Given request: Report in full every line of the data below that contains the word "name". Uppercase and lowercase letters must match.
— START —
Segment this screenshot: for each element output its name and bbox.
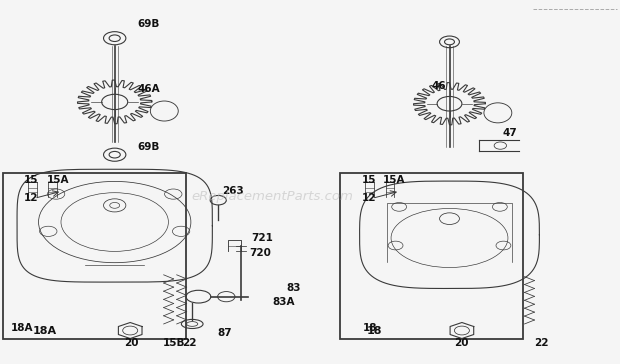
Text: 83: 83 <box>286 282 301 293</box>
Text: 20: 20 <box>124 338 138 348</box>
Text: 46A: 46A <box>138 84 160 94</box>
Text: 69B: 69B <box>138 19 160 29</box>
Text: 22: 22 <box>182 338 196 348</box>
Text: 69B: 69B <box>138 142 160 153</box>
Text: 18: 18 <box>363 323 377 333</box>
Text: 87: 87 <box>217 328 232 338</box>
Text: 47: 47 <box>502 128 517 138</box>
Text: 15A: 15A <box>383 175 405 185</box>
Text: 18: 18 <box>367 326 383 336</box>
Text: 15B: 15B <box>162 338 185 348</box>
Bar <box>3 173 186 339</box>
Text: 12: 12 <box>24 193 38 203</box>
Bar <box>340 173 523 339</box>
Text: 15A: 15A <box>46 175 69 185</box>
Text: 15: 15 <box>361 175 376 185</box>
Text: 83A: 83A <box>273 297 295 307</box>
Text: 18A: 18A <box>32 326 56 336</box>
Text: eReplacementParts.com: eReplacementParts.com <box>192 190 354 203</box>
Text: 720: 720 <box>249 248 271 258</box>
Text: 22: 22 <box>534 338 549 348</box>
Text: 12: 12 <box>361 193 376 203</box>
Text: 18A: 18A <box>11 323 33 333</box>
Text: 15: 15 <box>24 175 38 185</box>
Text: 46: 46 <box>432 80 446 91</box>
Text: 721: 721 <box>251 233 273 244</box>
Text: 263: 263 <box>222 186 244 196</box>
Text: 20: 20 <box>454 338 469 348</box>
— END —
Result of this exercise:
Segment this screenshot: for each element output its name and bbox.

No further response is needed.